Stated exercise:
Update the review of A Clockwork Orange, starting with "Meanwhile, we are" and going on through "afford to ignore.". Change "witty" to "clever".

Text segment:
=-=-=
Adapted from the novel by British author Anthony Burgess, A CLOCKWORK ORANGE is a visually dazzling, highly unsettling work that revolves around one of the few truly amoral characters in either film or literature. It pits a gleefully vicious individual against a blandly inhuman state, leaving the viewer little room for emotional involvement (though McDowell gives such an ebullient, wide-eyed performance as the Beethoven-loving delinquent that it is hard for us not to feel some sympathy toward him).

Meanwhile, we are dazzled by Stanley Kubrick's directorial pyrotechnics—slow motion, fast motion, fish-eye lenses, etc.; entertained by John Barry's witty, ostentatious sets; and intrigued by dialogue laden with Burgess's specially created slang (gang members are "droogies," sex is "the old inout," etc.). This is a particularly graphic film which has divided critics, but which no serious film student can afford to ignore.
=-=-=
[Part of a data file]

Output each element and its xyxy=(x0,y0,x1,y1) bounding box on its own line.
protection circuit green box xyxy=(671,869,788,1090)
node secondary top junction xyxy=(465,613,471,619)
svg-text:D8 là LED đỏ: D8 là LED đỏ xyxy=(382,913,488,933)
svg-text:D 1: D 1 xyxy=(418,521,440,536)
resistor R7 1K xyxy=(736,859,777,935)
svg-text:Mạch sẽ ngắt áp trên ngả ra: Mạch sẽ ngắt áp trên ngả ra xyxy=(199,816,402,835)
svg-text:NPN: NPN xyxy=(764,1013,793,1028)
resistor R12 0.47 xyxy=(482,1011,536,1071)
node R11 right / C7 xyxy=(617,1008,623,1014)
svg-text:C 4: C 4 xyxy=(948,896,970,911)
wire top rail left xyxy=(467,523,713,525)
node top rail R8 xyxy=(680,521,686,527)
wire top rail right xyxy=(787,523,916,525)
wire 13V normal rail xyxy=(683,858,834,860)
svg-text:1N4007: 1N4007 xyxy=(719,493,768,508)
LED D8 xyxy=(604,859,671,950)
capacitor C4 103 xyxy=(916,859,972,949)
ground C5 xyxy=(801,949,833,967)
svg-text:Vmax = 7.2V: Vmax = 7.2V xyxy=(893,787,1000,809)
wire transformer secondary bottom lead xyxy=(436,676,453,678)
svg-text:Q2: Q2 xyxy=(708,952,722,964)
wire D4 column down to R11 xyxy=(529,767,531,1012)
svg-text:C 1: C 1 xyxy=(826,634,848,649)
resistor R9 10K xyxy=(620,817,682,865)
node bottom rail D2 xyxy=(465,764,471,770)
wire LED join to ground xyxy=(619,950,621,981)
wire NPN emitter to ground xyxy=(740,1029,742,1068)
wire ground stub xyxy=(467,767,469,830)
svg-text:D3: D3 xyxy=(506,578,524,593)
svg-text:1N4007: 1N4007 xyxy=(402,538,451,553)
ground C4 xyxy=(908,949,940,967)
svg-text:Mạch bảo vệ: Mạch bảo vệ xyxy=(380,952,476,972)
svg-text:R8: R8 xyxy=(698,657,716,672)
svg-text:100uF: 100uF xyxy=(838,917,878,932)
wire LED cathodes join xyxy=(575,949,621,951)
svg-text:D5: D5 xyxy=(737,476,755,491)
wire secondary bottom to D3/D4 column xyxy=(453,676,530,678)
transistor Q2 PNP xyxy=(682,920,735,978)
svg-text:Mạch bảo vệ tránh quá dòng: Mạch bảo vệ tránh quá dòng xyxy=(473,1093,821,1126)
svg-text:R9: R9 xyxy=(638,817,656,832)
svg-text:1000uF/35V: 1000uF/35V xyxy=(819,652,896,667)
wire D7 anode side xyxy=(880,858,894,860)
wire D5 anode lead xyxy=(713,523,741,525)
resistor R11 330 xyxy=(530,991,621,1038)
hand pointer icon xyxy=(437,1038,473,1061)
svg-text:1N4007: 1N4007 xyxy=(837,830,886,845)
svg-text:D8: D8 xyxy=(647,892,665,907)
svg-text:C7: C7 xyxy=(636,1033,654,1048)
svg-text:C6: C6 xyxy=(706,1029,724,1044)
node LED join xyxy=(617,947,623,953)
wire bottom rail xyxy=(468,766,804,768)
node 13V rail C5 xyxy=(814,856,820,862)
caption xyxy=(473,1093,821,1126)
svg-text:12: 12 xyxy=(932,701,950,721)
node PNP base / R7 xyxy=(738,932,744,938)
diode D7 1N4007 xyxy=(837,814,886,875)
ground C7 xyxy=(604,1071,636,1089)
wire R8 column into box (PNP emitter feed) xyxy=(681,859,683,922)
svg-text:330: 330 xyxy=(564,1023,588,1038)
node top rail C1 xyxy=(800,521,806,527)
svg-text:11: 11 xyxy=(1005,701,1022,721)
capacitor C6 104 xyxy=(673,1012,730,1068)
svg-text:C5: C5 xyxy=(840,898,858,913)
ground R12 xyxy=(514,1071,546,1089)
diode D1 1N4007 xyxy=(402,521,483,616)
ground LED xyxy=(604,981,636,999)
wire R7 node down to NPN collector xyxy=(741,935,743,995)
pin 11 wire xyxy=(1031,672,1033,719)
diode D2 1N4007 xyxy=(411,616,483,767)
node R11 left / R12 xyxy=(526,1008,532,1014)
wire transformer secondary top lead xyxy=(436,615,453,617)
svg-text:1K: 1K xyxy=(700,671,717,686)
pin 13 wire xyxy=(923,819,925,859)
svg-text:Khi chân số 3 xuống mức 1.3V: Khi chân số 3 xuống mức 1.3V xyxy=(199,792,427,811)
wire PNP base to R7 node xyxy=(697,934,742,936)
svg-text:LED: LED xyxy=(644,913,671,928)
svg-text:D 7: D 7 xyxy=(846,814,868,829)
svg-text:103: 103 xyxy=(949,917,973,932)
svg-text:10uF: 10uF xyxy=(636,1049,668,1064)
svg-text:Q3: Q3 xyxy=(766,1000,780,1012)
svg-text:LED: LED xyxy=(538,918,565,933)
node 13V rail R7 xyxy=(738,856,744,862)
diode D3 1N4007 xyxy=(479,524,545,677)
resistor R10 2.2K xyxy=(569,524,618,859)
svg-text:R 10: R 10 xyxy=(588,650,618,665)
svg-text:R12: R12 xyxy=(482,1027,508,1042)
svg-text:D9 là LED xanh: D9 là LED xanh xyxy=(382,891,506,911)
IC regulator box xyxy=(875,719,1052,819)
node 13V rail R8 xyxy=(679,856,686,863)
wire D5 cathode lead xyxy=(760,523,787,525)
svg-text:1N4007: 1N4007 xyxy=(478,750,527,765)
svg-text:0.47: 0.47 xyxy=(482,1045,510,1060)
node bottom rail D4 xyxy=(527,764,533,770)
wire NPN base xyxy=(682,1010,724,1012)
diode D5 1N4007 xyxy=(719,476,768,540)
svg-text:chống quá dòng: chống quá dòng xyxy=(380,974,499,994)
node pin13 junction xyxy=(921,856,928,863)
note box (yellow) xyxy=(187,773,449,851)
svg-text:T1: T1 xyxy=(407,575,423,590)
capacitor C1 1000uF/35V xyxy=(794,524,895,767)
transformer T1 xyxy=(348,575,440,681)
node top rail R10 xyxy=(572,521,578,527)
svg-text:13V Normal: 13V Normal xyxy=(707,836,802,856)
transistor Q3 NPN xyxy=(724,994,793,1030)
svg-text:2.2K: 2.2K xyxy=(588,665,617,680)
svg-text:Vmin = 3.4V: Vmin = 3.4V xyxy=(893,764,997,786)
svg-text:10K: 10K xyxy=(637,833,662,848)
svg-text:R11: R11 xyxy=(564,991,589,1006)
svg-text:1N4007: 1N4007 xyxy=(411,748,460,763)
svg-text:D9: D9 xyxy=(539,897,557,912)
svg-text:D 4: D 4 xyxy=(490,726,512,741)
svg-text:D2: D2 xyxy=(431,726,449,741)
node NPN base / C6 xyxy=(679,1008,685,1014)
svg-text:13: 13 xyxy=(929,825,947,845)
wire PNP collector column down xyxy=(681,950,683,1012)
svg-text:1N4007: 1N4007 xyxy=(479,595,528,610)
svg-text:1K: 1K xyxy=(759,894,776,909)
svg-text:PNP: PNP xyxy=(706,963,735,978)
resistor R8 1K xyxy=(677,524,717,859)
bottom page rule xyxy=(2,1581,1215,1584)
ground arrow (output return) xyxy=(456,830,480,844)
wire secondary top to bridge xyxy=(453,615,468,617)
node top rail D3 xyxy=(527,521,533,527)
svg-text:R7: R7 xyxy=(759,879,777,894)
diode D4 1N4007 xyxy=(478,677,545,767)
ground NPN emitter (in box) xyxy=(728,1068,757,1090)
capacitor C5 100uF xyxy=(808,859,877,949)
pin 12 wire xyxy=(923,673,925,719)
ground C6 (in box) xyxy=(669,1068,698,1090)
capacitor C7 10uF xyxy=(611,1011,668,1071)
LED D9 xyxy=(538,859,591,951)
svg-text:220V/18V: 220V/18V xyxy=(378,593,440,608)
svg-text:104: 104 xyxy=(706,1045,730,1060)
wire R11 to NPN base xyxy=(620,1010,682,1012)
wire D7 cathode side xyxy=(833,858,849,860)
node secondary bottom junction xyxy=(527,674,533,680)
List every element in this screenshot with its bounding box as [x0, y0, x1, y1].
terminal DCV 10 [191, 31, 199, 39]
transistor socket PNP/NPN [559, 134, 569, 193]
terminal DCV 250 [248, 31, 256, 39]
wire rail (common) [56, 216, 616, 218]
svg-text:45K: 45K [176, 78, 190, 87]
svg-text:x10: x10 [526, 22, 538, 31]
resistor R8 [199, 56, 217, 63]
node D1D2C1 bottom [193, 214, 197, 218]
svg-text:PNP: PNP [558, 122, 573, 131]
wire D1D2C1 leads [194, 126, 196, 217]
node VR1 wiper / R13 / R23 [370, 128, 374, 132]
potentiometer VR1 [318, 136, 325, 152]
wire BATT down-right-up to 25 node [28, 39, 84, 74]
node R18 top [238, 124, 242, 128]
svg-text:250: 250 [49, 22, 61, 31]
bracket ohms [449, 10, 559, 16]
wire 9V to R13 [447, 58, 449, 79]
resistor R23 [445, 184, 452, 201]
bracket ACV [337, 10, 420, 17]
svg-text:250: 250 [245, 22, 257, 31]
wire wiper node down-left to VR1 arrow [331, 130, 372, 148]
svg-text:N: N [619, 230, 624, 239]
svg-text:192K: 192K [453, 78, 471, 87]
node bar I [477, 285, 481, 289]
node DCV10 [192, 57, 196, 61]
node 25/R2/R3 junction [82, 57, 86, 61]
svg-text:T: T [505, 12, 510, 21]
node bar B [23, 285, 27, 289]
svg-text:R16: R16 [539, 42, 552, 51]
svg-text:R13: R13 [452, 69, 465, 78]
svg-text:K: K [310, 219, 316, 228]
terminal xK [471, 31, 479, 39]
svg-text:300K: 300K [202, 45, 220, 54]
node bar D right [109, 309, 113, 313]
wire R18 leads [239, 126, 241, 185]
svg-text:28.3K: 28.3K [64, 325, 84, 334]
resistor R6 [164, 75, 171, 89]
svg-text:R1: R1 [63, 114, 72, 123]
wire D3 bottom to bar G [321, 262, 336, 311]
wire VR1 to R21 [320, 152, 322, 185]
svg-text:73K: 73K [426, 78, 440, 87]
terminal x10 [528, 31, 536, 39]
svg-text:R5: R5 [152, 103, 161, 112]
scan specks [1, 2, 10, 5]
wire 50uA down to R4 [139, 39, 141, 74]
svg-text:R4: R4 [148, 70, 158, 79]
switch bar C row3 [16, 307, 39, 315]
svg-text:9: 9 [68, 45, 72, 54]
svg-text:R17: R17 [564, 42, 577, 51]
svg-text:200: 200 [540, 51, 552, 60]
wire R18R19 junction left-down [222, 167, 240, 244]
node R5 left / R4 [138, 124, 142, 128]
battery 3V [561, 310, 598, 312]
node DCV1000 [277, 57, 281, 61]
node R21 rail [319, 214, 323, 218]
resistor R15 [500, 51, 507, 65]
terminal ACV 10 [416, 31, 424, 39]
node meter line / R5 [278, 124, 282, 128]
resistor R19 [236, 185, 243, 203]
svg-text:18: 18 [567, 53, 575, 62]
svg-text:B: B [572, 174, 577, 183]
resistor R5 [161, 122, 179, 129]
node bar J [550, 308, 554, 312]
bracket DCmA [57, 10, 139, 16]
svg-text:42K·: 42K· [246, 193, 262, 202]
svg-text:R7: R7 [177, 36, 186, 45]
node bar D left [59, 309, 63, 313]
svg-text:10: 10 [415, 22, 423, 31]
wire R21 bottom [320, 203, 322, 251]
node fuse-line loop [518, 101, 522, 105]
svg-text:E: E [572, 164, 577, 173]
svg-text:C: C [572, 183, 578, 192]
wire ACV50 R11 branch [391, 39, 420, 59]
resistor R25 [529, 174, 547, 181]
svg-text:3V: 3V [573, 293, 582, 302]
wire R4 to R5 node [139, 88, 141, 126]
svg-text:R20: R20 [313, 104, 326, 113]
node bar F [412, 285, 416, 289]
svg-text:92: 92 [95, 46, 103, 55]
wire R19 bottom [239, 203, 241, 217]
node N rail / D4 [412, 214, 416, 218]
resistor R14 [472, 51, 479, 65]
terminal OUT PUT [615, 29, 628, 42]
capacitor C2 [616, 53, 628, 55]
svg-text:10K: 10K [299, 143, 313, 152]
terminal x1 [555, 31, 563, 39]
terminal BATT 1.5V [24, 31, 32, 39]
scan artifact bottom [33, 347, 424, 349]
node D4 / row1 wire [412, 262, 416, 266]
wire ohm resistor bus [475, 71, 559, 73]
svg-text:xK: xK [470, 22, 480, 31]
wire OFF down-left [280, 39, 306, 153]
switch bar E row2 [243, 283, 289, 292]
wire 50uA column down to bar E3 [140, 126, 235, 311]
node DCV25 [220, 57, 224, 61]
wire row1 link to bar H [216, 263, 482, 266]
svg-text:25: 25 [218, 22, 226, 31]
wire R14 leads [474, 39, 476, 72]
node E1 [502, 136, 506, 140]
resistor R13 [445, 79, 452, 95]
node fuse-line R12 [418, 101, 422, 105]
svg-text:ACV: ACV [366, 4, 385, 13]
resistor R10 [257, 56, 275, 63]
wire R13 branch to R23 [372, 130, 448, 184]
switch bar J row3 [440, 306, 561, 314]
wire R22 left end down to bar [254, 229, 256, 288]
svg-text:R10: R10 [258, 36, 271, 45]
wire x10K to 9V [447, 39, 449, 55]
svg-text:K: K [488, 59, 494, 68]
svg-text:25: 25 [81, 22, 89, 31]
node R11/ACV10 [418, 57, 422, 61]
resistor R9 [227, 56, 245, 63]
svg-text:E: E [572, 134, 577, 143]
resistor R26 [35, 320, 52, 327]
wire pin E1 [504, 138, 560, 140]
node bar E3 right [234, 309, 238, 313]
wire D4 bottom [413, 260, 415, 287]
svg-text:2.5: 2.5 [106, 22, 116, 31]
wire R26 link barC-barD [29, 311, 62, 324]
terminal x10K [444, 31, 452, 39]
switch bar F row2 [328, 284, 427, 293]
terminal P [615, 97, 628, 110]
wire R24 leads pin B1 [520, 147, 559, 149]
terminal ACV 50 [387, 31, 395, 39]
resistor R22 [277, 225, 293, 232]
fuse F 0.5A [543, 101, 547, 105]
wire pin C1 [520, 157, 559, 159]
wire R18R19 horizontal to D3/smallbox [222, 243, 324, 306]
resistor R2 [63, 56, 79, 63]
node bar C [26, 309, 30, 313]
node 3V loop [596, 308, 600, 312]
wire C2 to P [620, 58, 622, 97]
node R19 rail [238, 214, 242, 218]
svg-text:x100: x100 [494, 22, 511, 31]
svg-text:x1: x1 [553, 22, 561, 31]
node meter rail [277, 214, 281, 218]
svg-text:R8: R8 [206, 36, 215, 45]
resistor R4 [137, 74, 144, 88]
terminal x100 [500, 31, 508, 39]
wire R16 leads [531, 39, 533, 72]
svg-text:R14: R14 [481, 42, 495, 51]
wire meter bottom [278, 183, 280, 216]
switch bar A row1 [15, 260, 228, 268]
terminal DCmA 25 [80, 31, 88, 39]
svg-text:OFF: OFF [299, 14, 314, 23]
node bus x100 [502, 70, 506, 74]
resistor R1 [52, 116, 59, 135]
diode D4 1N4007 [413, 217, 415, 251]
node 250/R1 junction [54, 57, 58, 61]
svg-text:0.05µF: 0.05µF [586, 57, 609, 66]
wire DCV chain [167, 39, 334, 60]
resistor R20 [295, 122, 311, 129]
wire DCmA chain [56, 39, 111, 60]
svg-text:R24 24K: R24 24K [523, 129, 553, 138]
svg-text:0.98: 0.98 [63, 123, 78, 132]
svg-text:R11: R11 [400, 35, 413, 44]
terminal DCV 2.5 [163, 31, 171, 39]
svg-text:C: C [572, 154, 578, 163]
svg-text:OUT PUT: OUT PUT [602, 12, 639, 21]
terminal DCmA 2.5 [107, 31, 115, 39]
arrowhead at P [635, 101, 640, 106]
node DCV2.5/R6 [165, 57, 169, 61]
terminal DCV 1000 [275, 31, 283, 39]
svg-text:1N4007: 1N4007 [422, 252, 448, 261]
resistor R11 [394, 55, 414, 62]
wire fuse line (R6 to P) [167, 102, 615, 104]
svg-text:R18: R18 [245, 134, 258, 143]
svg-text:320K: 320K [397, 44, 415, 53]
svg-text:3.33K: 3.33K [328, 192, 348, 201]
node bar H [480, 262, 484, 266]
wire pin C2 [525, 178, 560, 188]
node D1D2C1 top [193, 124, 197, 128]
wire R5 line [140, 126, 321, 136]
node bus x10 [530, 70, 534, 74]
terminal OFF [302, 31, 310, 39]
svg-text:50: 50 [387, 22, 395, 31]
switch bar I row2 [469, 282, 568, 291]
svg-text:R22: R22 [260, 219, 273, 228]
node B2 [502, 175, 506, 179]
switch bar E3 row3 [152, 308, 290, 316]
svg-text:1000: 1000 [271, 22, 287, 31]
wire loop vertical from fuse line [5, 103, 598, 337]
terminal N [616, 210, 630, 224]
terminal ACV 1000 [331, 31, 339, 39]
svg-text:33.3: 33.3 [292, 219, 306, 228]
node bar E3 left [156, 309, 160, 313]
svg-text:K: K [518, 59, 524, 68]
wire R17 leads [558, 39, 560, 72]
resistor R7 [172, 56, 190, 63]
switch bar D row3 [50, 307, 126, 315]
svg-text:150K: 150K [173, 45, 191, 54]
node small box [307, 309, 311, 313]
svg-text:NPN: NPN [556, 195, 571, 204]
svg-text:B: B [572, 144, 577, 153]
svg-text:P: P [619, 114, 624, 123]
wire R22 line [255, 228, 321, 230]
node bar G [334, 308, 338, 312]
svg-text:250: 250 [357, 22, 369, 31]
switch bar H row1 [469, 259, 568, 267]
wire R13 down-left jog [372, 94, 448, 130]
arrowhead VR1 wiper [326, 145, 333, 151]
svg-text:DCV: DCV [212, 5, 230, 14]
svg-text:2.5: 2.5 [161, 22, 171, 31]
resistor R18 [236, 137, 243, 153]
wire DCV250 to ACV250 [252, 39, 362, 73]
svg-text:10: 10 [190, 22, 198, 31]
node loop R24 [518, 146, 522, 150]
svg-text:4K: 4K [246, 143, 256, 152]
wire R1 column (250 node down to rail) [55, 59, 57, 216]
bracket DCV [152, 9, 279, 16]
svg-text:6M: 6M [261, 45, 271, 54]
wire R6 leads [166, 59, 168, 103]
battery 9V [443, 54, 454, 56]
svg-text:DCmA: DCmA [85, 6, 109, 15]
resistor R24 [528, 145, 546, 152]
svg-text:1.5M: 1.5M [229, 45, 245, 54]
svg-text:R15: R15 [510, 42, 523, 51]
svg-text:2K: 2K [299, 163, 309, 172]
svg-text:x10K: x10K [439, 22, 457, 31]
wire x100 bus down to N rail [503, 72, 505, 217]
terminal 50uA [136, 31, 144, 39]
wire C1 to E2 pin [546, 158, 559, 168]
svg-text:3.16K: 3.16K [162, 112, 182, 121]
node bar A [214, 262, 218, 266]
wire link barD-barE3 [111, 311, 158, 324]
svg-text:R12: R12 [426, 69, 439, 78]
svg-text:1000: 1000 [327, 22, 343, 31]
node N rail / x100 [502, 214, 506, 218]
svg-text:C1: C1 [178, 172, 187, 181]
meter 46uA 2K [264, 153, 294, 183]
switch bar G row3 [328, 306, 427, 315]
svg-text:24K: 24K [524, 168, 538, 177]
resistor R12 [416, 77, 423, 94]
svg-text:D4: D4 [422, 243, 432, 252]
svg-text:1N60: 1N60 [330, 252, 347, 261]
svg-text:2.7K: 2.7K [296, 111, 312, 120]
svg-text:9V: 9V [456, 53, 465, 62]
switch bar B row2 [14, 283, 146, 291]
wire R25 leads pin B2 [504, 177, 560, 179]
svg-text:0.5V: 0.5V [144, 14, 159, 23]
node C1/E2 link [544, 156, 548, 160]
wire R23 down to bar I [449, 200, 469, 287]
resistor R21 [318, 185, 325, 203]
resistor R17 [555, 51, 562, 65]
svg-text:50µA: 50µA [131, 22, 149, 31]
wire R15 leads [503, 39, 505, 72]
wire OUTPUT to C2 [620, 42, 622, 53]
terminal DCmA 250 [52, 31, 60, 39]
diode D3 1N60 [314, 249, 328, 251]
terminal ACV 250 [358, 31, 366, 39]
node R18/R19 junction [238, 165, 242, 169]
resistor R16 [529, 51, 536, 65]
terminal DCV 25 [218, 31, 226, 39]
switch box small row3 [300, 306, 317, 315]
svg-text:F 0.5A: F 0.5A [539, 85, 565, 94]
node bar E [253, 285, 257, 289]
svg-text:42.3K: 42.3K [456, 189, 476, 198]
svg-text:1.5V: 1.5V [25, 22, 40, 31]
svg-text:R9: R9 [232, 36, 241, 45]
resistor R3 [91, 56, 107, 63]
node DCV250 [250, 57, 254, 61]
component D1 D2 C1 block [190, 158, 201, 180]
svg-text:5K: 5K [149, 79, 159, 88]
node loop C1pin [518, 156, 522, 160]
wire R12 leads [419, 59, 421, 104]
=-=-=
Completed task:
Meanwhile, we are dazzled by Stanley Kubrick's directorial pyrotechnics—slow motion, fast motion, fish-eye lenses, etc.; entertained by John Barry's clever, ostentatious sets; and intrigued by dialogue laden with Burgess's specially created slang (gang members are "droogies," sex is "the old inout," etc.). This is a particularly graphic film which has divided critics, but which no serious film student can afford to ignore.